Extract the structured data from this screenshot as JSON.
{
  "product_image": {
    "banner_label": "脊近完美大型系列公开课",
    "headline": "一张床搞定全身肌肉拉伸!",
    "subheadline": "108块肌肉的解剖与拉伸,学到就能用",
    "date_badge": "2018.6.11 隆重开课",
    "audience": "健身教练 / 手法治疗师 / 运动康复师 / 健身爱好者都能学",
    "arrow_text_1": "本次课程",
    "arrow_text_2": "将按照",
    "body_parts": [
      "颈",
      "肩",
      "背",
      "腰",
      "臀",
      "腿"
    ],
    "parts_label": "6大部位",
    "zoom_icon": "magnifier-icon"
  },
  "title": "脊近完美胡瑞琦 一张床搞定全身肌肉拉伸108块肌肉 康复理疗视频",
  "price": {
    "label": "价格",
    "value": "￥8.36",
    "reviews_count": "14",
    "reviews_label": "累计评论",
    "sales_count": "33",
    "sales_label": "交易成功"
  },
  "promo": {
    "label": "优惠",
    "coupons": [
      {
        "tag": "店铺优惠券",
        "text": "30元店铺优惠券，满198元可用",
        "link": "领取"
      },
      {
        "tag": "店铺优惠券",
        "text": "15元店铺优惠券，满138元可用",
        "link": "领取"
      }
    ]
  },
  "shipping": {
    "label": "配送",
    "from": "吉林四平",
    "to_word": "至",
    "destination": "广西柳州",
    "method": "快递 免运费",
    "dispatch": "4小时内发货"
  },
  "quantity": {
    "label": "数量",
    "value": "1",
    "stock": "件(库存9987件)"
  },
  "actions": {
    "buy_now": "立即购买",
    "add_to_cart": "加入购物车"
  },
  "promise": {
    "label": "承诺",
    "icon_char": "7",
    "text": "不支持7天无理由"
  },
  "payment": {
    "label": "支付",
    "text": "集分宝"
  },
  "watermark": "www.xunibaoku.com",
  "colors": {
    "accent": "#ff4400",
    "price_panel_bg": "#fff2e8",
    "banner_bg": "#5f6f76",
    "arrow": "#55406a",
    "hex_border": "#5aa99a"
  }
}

- - - - - - -

- [EXERCISE REQUIREMENTS]:
Reproduce the material in full, with no word added or dropped.

- [EXPECTED ANSWER]:
Extract the structured data from this screenshot as JSON.
{
  "product_image": {
    "banner_label": "脊近完美大型系列公开课",
    "headline": "一张床搞定全身肌肉拉伸!",
    "subheadline": "108块肌肉的解剖与拉伸,学到就能用",
    "date_badge": "2018.6.11 隆重开课",
    "audience": "健身教练 / 手法治疗师 / 运动康复师 / 健身爱好者都能学",
    "arrow_text_1": "本次课程",
    "arrow_text_2": "将按照",
    "body_parts": [
      "颈",
      "肩",
      "背",
      "腰",
      "臀",
      "腿"
    ],
    "parts_label": "6大部位",
    "zoom_icon": "magnifier-icon"
  },
  "title": "脊近完美胡瑞琦 一张床搞定全身肌肉拉伸108块肌肉 康复理疗视频",
  "price": {
    "label": "价格",
    "value": "￥8.36",
    "reviews_count": "14",
    "reviews_label": "累计评论",
    "sales_count": "33",
    "sales_label": "交易成功"
  },
  "promo": {
    "label": "优惠",
    "coupons": [
      {
        "tag": "店铺优惠券",
        "text": "30元店铺优惠券，满198元可用",
        "link": "领取"
      },
      {
        "tag": "店铺优惠券",
        "text": "15元店铺优惠券，满138元可用",
        "link": "领取"
      }
    ]
  },
  "shipping": {
    "label": "配送",
    "from": "吉林四平",
    "to_word": "至",
    "destination": "广西柳州",
    "method": "快递 免运费",
    "dispatch": "4小时内发货"
  },
  "quantity": {
    "label": "数量",
    "value": "1",
    "stock": "件(库存9987件)"
  },
  "actions": {
    "buy_now": "立即购买",
    "add_to_cart": "加入购物车"
  },
  "promise": {
    "label": "承诺",
    "icon_char": "7",
    "text": "不支持7天无理由"
  },
  "payment": {
    "label": "支付",
    "text": "集分宝"
  },
  "watermark": "www.xunibaoku.com",
  "colors": {
    "accent": "#ff4400",
    "price_panel_bg": "#fff2e8",
    "banner_bg": "#5f6f76",
    "arrow": "#55406a",
    "hex_border": "#5aa99a"
  }
}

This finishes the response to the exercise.